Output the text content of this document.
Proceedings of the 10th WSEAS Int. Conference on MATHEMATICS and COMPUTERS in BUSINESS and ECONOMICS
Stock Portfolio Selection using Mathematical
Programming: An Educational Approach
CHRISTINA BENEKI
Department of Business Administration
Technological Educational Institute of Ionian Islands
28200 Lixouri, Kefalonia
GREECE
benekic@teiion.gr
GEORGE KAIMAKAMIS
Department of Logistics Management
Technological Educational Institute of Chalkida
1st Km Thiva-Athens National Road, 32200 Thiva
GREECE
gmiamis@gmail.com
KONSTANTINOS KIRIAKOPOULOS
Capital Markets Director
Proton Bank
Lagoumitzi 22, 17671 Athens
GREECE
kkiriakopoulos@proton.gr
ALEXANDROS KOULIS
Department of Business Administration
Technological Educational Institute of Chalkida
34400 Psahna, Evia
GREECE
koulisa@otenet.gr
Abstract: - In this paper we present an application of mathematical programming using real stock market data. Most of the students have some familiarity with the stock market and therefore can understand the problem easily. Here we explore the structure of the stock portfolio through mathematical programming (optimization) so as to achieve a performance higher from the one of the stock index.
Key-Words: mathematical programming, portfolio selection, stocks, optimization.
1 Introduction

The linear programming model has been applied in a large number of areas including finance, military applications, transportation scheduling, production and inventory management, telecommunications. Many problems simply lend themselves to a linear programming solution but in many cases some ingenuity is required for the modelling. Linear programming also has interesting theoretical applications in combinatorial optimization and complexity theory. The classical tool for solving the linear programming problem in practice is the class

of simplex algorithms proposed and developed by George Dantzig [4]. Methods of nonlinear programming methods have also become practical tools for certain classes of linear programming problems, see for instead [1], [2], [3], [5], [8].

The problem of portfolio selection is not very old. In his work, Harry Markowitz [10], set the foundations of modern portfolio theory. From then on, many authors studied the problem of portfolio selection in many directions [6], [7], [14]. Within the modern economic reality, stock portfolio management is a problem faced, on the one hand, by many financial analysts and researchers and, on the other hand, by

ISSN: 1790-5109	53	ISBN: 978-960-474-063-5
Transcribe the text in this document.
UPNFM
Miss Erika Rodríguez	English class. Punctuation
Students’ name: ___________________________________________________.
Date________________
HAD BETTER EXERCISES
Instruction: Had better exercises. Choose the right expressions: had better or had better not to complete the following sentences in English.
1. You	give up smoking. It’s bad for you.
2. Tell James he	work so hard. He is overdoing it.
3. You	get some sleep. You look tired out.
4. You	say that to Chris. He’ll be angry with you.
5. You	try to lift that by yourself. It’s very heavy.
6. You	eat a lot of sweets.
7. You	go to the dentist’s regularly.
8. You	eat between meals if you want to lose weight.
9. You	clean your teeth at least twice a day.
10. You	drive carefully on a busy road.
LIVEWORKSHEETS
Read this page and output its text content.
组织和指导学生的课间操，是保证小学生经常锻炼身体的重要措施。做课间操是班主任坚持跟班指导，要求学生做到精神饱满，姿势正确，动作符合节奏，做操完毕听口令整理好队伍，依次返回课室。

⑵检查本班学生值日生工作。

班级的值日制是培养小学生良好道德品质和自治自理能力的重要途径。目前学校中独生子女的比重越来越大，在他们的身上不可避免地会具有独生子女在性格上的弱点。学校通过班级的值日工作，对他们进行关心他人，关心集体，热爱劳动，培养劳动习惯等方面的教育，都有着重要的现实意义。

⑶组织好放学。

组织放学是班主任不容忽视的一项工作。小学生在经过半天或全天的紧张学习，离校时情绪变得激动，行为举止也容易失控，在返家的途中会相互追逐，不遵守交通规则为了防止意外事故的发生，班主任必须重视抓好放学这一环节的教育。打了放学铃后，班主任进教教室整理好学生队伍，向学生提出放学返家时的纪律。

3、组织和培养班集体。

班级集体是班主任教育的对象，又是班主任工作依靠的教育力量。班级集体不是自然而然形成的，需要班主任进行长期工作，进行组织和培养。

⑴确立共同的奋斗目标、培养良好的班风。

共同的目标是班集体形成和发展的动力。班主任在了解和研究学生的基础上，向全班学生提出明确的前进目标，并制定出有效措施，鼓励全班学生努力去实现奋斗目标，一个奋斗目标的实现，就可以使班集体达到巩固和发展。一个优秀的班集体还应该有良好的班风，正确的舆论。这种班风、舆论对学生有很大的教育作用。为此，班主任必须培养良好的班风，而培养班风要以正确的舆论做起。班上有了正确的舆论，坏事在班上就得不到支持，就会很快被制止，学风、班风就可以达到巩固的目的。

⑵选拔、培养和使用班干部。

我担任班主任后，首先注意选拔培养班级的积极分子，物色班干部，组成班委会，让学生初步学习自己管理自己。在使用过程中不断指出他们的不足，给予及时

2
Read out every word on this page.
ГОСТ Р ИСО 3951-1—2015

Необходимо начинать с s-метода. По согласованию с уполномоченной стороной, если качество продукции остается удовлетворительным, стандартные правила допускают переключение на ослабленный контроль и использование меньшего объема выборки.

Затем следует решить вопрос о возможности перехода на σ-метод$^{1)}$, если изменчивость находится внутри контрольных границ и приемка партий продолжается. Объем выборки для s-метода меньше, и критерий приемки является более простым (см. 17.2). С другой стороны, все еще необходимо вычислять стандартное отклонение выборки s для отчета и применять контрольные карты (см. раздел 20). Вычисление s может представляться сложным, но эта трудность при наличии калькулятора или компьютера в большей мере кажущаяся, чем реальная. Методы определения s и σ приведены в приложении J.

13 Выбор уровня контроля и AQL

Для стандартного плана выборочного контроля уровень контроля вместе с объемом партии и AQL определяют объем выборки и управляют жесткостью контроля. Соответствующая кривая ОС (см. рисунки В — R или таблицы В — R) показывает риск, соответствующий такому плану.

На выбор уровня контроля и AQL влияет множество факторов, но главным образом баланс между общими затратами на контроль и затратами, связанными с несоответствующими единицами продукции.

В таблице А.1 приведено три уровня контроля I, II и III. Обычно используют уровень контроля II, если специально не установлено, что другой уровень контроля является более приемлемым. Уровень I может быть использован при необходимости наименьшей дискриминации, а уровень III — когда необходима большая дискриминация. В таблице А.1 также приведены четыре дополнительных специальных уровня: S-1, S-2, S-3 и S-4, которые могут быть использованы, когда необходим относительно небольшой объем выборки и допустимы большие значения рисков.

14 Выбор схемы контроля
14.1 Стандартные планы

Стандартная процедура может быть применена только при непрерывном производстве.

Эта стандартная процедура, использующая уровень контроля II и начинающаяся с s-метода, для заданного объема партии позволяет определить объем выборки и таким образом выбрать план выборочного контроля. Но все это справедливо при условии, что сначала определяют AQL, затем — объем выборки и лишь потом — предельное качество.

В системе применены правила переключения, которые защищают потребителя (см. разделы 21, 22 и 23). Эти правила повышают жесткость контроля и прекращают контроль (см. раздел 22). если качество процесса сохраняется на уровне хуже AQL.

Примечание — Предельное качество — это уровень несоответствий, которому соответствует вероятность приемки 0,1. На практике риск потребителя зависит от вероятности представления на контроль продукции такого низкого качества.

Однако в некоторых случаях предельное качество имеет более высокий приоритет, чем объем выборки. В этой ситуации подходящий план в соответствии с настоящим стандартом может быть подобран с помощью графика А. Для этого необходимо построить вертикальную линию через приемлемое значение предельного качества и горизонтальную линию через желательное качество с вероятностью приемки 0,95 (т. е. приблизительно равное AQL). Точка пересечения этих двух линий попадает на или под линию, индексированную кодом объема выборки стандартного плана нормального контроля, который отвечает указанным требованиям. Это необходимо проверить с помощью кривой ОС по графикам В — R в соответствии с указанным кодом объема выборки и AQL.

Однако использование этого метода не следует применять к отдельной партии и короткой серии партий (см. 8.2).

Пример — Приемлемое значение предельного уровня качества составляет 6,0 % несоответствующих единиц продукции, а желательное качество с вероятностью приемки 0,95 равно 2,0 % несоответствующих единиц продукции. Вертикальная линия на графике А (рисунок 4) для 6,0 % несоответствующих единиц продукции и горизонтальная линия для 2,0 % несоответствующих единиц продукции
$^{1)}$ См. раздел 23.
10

※ ※ ※

§ PROBLEM TO WORK ON:
List all lines where "стандартного" occurs.

§ WORKED SOLUTION:
Для стандартного плана выборочного контроля уровень контроля вместе с объемом партии и AQL определяют объем выборки и управляют жесткостью контроля. Соответствующая кривая ОС (см. рисунки В — R или таблицы В — R) показывает риск, соответствующий такому плану.
Однако в некоторых случаях предельное качество имеет более высокий приоритет, чем объем выборки. В этой ситуации подходящий план в соответствии с настоящим стандартом может быть подобран с помощью графика А. Для этого необходимо построить вертикальную линию через приемлемое значение предельного качества и горизонтальную линию через желательное качество с вероятностью приемки 0,95 (т. е. приблизительно равное AQL). Точка пересечения этих двух линий попадает на или под линию, индексированную кодом объема выборки стандартного плана нормального контроля, который отвечает указанным требованиям. Это необходимо проверить с помощью кривой ОС по графикам В — R в соответствии с указанным кодом объема выборки и AQL.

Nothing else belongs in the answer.